--- Data lines ---

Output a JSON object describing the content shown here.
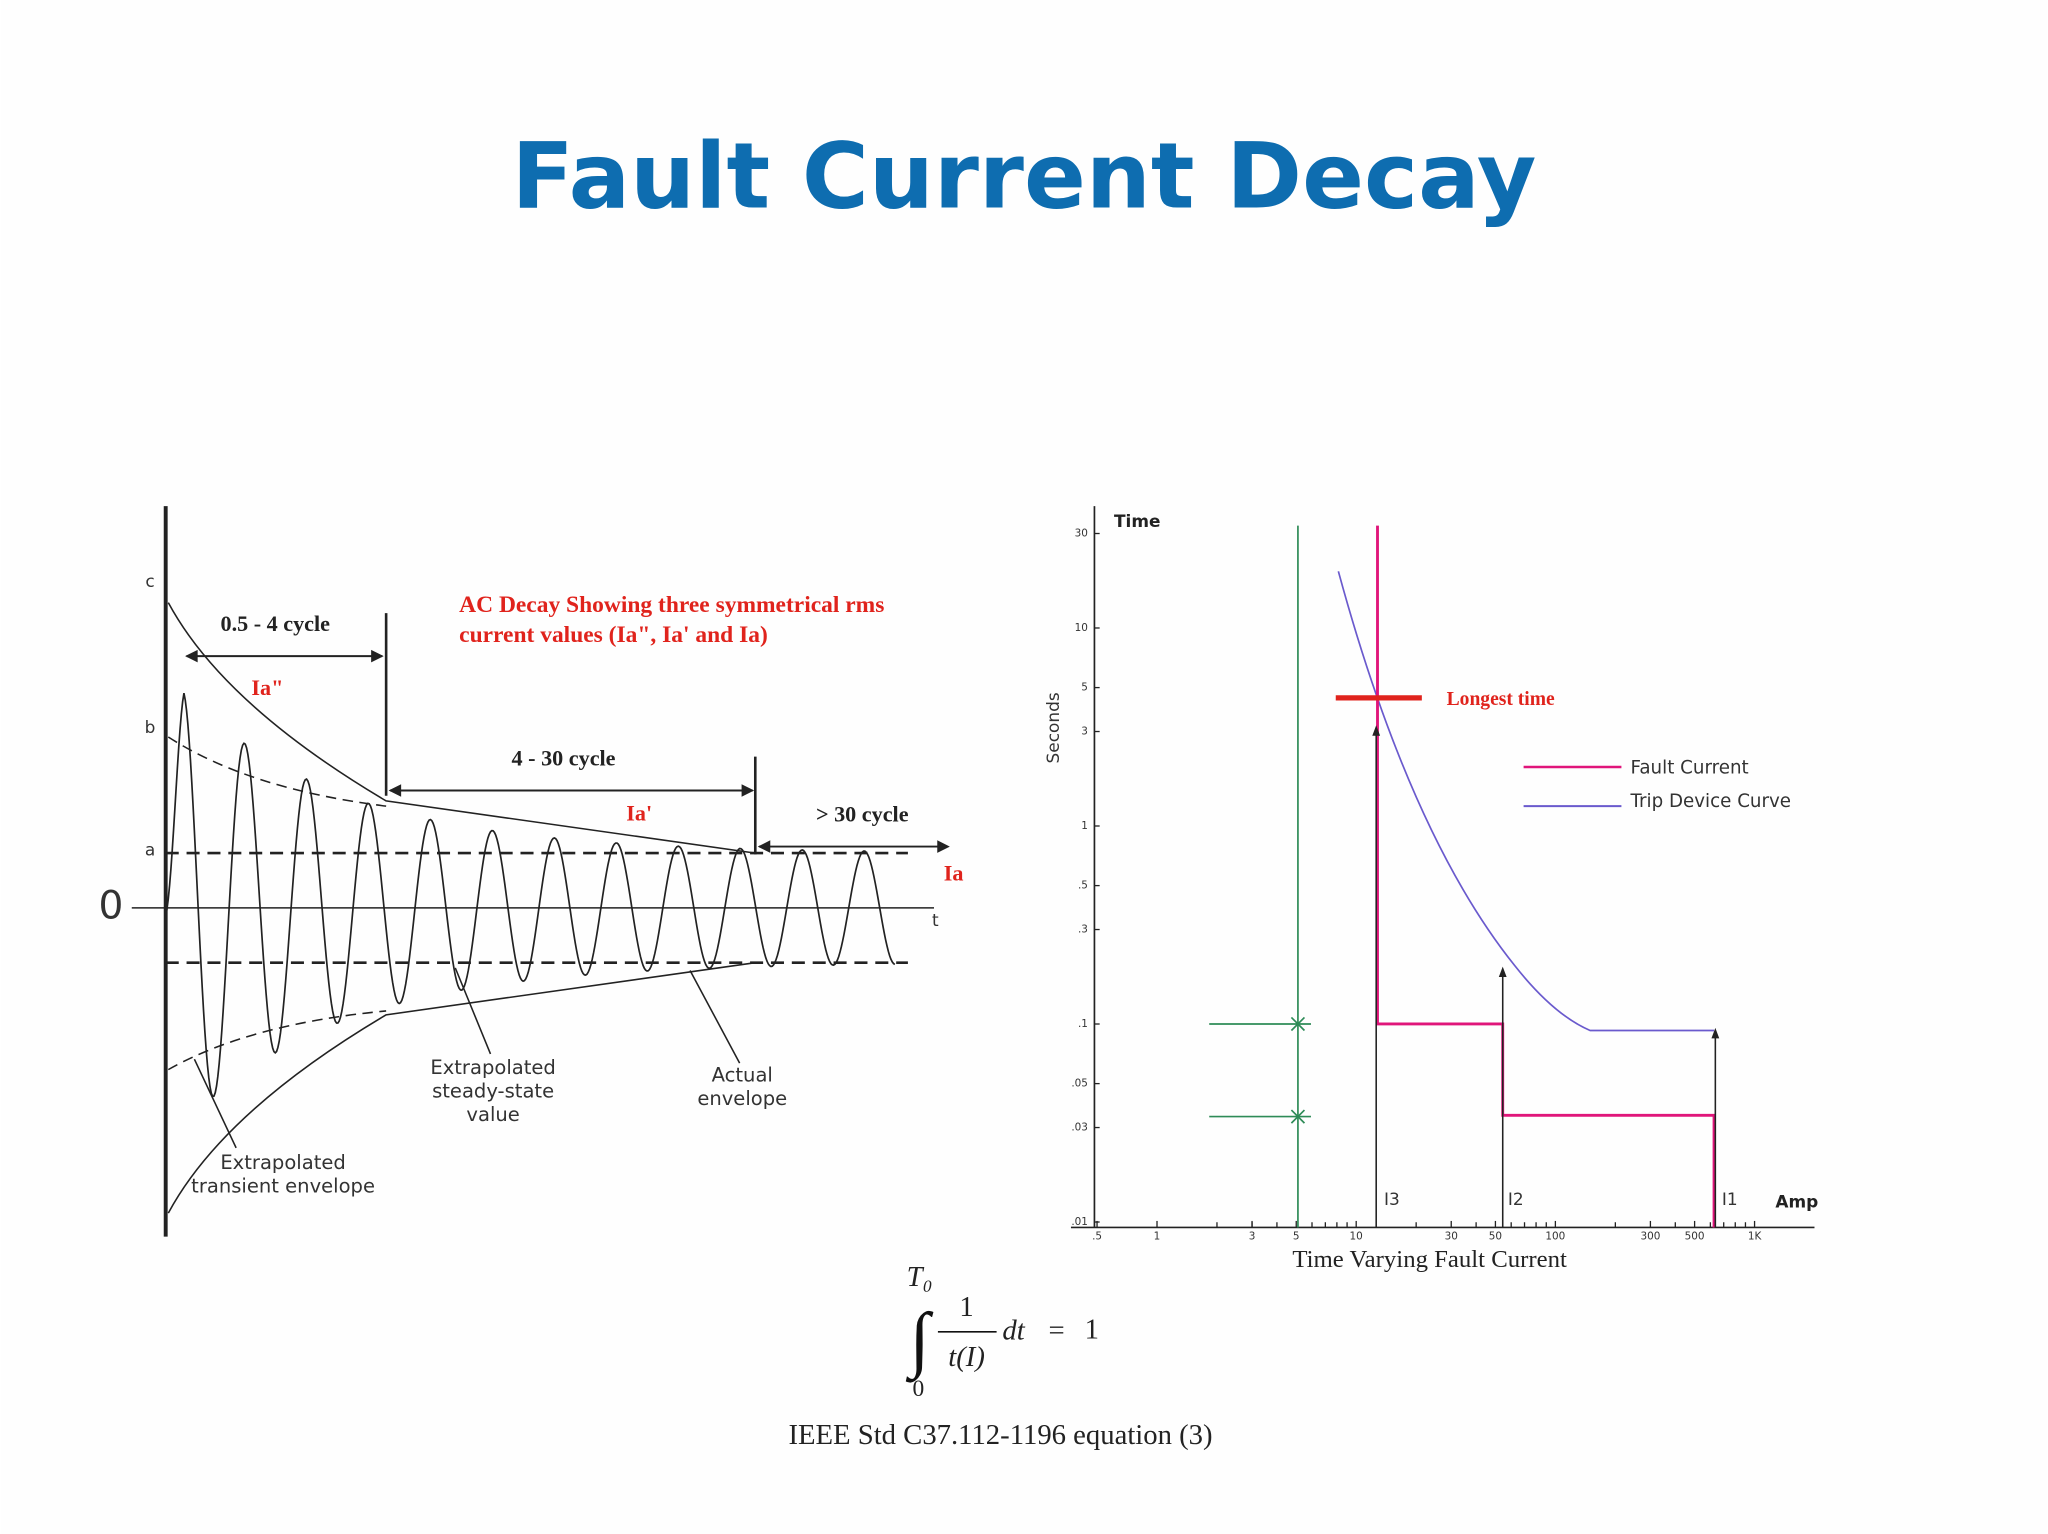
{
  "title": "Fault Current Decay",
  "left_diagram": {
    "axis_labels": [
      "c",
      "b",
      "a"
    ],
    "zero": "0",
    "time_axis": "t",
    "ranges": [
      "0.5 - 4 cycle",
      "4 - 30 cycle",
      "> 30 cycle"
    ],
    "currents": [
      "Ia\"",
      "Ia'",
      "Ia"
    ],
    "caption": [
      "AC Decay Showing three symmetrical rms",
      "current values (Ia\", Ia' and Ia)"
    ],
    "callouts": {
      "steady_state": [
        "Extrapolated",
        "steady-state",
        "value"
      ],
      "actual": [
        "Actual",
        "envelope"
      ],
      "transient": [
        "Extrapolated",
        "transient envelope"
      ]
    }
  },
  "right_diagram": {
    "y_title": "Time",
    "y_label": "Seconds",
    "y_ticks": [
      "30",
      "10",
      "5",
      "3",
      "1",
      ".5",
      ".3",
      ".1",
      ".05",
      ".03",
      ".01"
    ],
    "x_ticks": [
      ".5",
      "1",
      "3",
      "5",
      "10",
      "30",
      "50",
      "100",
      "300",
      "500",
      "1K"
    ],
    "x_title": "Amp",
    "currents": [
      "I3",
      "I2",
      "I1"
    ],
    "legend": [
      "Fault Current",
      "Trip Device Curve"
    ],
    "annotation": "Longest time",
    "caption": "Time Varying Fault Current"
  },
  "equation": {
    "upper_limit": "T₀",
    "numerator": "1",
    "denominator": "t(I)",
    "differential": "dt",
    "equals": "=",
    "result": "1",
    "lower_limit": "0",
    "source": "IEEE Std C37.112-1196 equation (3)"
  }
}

---

▸ **Set problem**: Go through the listing above and work out how many lines contain the string "equation". Reply with the number alone.

▸ **Solution to the problem**: 2